» **Required work**
Repeat exactly, and only, the lines from the one containing "Read this page and output its text content." through the end of the records.

» **Dataset items**
★ ★ ★ ★
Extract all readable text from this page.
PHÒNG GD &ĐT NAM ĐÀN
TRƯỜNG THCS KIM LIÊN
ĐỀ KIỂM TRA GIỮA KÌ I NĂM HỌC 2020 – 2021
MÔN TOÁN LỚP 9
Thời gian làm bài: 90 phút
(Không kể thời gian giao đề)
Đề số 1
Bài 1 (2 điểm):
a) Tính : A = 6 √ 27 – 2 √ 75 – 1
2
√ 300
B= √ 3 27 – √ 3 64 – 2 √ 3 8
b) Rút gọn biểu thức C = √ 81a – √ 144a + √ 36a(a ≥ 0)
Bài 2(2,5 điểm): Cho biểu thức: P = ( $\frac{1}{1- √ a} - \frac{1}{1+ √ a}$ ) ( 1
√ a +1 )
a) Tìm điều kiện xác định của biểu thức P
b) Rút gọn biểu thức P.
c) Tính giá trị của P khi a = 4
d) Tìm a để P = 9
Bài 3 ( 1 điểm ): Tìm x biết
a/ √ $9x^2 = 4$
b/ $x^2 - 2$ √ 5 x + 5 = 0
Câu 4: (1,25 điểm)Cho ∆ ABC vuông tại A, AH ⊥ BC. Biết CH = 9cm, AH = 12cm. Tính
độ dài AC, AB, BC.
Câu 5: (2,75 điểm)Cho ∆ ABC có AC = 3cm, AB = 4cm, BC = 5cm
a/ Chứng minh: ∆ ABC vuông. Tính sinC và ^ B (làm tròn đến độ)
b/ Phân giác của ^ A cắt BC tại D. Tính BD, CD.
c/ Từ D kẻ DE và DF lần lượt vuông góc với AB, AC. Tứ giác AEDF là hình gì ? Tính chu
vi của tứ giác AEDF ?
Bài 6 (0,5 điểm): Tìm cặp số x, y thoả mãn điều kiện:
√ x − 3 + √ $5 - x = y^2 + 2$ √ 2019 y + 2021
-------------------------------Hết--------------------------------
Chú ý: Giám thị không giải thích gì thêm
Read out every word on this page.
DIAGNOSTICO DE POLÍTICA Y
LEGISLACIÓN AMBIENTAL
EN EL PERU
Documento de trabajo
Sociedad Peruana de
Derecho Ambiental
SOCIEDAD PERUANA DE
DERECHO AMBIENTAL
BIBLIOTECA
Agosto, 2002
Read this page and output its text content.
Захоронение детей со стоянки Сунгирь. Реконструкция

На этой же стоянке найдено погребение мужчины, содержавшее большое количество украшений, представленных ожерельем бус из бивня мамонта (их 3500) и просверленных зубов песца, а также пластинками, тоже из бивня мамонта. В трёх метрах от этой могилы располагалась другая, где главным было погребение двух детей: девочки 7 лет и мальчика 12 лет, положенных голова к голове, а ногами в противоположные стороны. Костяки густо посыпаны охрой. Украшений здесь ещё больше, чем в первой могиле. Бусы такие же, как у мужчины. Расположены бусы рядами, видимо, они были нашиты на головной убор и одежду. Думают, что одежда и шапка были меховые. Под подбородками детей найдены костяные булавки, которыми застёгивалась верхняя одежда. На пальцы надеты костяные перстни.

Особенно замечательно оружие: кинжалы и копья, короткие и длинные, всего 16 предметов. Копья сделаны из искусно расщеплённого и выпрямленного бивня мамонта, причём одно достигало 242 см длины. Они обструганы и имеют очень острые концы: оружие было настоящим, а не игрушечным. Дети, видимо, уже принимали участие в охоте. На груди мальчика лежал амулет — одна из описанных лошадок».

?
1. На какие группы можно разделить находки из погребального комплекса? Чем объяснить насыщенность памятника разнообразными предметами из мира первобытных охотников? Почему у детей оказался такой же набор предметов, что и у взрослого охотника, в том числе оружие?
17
★ ★ ★ ★
» **Exercise solution**
Read this page and output its text content.
Захоронение детей со стоянки Сунгирь. Реконструкция

На этой же стоянке найдено погребение мужчины, содержавшее большое количество украшений, представленных ожерельем бус из бивня мамонта (их 3500) и просверленных зубов песца, а также пластинками, тоже из бивня мамонта. В трёх метрах от этой могилы располагалась другая, где главным было погребение двух детей: девочки 7 лет и мальчика 12 лет, положенных голова к голове, а ногами в противоположные стороны. Костяки густо посыпаны охрой. Украшений здесь ещё больше, чем в первой могиле. Бусы такие же, как у мужчины. Расположены бусы рядами, видимо, они были нашиты на головной убор и одежду. Думают, что одежда и шапка были меховые. Под подбородками детей найдены костяные булавки, которыми застёгивалась верхняя одежда. На пальцы надеты костяные перстни.

Особенно замечательно оружие: кинжалы и копья, короткие и длинные, всего 16 предметов. Копья сделаны из искусно расщеплённого и выпрямленного бивня мамонта, причём одно достигало 242 см длины. Они обструганы и имеют очень острые концы: оружие было настоящим, а не игрушечным. Дети, видимо, уже принимали участие в охоте. На груди мальчика лежал амулет — одна из описанных лошадок».

?
1. На какие группы можно разделить находки из погребального комплекса? Чем объяснить насыщенность памятника разнообразными предметами из мира первобытных охотников? Почему у детей оказался такой же набор предметов, что и у взрослого охотника, в том числе оружие?
17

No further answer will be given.